▶ THE PROBLEM: State how many lines of the entries include the string "SRMTID", please, leaving out everything but the number.

#####

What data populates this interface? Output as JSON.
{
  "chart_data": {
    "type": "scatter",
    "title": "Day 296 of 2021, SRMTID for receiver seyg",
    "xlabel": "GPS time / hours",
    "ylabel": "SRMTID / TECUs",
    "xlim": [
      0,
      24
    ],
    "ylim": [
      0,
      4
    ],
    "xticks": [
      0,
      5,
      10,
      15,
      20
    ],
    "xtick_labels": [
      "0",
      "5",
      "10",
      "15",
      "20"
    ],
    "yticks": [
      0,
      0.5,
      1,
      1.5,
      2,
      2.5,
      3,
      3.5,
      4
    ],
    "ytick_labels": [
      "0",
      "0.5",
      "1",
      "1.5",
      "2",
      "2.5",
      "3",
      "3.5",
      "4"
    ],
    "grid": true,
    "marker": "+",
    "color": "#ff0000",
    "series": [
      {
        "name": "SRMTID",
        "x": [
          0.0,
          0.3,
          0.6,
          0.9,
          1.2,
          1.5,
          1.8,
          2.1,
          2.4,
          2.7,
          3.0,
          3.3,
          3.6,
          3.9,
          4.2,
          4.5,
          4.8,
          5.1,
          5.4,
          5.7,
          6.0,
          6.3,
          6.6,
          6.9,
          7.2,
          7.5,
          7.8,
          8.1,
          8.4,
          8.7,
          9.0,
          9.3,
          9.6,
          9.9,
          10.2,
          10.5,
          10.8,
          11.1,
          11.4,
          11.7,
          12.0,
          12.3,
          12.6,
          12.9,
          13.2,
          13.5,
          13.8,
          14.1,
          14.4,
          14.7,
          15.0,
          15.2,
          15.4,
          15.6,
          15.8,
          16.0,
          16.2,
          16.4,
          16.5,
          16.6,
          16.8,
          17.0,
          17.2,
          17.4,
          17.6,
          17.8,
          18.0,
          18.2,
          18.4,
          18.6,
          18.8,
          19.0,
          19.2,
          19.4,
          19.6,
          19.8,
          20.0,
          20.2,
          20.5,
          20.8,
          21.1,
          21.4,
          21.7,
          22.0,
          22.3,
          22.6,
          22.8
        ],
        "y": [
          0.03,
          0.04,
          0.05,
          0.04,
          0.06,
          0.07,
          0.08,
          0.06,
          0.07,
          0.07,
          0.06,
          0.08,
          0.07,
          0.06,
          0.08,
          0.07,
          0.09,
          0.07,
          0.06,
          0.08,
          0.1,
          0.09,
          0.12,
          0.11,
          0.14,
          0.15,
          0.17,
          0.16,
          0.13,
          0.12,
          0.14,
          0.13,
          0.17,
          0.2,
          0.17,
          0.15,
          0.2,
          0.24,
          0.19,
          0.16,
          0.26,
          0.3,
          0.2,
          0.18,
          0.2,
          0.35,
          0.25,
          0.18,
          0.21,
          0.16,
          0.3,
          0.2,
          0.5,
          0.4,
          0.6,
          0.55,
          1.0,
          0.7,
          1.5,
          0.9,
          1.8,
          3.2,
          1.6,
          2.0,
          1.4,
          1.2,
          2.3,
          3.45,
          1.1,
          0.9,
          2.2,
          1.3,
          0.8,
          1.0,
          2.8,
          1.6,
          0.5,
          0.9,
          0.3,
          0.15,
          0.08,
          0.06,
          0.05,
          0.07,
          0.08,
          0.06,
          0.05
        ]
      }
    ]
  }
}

#####

▶ THE RESPONSE: 3